begin Records shown
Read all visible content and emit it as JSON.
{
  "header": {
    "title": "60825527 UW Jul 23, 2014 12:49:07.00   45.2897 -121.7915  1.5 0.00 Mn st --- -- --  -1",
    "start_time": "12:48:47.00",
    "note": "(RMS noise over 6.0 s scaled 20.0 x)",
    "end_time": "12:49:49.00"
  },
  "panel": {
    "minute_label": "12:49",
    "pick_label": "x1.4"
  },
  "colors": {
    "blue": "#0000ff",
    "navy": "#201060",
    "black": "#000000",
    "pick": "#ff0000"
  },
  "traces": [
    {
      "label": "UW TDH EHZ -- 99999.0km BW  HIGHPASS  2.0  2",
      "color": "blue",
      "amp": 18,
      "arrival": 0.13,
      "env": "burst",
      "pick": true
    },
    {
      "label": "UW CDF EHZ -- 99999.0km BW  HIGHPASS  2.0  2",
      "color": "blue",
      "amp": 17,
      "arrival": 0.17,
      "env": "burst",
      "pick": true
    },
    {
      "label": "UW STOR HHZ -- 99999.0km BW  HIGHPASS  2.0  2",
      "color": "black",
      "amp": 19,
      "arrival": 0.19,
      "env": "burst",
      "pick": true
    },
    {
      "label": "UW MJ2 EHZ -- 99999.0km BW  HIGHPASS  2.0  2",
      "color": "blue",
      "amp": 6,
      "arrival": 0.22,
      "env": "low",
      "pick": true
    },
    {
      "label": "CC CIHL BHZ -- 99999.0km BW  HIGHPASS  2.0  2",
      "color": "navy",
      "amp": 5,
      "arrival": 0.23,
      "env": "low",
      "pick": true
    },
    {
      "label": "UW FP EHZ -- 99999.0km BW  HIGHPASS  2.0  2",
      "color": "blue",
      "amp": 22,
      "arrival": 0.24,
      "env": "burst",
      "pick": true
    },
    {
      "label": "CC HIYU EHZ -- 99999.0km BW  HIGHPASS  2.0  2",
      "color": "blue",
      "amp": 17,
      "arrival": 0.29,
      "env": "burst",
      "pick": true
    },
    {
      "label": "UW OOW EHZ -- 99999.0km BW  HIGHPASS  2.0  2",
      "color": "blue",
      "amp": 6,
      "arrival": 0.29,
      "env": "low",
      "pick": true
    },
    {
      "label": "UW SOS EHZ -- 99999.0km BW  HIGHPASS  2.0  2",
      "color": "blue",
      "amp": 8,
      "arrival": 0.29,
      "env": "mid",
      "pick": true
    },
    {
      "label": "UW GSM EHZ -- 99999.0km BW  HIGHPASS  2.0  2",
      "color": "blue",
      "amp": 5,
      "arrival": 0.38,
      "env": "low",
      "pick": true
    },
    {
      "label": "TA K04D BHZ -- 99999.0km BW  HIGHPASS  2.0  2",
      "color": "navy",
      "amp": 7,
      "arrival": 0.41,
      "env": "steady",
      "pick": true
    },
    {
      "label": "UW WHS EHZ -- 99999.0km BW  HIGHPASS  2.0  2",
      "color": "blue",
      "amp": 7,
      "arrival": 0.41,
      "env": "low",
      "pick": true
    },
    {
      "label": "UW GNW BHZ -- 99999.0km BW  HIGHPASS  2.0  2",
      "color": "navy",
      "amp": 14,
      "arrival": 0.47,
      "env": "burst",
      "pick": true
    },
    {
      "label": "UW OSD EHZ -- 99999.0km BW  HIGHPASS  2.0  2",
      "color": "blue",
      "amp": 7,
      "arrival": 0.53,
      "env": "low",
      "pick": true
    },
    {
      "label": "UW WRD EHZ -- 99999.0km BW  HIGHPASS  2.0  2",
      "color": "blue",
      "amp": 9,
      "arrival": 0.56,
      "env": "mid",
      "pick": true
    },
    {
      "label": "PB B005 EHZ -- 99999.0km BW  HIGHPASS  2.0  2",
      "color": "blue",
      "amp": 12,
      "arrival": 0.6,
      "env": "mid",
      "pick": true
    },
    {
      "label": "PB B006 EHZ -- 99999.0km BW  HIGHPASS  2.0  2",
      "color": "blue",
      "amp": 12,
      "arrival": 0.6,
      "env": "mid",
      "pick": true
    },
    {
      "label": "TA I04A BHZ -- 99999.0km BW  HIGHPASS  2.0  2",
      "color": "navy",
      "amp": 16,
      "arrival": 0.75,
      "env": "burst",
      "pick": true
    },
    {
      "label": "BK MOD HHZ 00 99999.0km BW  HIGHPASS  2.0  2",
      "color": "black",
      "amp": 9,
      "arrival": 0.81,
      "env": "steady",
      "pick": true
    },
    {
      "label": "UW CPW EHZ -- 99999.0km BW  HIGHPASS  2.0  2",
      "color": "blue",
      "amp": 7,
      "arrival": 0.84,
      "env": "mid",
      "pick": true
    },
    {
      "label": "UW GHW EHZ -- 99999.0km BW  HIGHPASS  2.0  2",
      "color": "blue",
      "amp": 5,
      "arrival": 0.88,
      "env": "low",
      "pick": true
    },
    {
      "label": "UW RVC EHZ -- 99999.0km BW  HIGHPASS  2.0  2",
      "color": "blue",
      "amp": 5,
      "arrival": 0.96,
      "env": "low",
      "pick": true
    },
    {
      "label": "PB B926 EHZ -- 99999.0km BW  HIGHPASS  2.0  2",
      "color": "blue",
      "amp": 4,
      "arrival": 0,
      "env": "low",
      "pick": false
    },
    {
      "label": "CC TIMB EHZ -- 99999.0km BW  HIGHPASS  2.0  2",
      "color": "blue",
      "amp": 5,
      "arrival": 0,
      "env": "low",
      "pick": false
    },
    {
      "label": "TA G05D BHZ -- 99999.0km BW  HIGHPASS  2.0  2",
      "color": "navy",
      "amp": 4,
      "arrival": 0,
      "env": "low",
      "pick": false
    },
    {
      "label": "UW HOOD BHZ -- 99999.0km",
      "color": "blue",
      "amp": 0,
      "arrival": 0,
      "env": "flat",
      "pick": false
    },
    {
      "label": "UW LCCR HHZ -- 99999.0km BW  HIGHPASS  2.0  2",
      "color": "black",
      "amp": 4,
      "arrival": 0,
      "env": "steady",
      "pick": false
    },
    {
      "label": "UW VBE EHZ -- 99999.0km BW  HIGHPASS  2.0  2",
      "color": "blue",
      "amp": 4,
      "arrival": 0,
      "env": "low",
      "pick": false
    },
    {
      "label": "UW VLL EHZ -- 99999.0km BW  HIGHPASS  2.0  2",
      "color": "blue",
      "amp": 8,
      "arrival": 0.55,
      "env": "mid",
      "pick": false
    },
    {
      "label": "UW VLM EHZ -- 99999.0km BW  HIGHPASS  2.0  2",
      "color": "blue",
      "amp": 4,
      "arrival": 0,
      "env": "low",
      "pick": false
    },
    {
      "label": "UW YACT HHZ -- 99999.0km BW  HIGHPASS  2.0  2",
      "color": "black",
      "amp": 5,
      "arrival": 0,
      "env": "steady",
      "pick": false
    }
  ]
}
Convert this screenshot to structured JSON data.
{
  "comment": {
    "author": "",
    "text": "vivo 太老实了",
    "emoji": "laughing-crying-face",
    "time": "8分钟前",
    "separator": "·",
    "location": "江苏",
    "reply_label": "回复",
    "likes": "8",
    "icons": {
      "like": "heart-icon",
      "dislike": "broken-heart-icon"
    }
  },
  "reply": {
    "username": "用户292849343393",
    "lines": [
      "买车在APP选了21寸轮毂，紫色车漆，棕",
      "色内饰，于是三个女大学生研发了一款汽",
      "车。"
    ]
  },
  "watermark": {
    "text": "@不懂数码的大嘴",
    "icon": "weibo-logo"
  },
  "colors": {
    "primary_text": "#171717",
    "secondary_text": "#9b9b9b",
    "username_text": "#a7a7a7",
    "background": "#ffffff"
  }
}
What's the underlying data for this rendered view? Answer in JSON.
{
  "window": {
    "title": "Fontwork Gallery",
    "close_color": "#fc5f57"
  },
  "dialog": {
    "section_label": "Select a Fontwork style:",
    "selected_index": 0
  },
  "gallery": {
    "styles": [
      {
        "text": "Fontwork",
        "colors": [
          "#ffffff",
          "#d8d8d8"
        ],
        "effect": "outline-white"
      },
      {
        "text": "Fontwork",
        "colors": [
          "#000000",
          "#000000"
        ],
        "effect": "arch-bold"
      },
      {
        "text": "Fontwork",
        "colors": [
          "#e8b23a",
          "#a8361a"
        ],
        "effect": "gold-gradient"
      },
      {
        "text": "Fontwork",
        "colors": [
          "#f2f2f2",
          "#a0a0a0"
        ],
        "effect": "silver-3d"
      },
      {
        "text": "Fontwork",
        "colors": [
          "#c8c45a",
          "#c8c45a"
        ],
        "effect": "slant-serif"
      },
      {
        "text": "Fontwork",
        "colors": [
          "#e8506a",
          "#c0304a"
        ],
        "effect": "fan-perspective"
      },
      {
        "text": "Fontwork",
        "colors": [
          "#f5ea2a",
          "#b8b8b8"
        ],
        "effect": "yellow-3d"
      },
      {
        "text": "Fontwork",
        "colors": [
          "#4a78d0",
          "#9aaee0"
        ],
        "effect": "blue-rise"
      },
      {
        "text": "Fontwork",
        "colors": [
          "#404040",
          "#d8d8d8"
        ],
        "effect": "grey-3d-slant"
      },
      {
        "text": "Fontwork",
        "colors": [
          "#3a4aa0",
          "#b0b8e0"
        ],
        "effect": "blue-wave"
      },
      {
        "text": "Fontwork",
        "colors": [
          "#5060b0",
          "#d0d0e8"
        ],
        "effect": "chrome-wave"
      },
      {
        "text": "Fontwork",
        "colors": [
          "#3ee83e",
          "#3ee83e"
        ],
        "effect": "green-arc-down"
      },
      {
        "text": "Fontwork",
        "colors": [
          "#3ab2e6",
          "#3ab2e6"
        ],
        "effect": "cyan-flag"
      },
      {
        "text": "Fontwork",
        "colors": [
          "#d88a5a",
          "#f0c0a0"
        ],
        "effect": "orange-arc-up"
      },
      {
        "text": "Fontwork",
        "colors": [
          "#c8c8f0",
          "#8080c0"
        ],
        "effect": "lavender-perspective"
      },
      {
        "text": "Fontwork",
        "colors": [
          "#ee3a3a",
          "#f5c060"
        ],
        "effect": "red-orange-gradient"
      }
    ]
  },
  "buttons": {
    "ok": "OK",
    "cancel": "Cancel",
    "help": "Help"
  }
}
end Records shown
**Task goal**
Look through the material above. Copy each line where the word "this" appears.

**The output**
Convert this screenshot to structured JSON data.
What's the underlying data for this rendered view? Answer in JSON.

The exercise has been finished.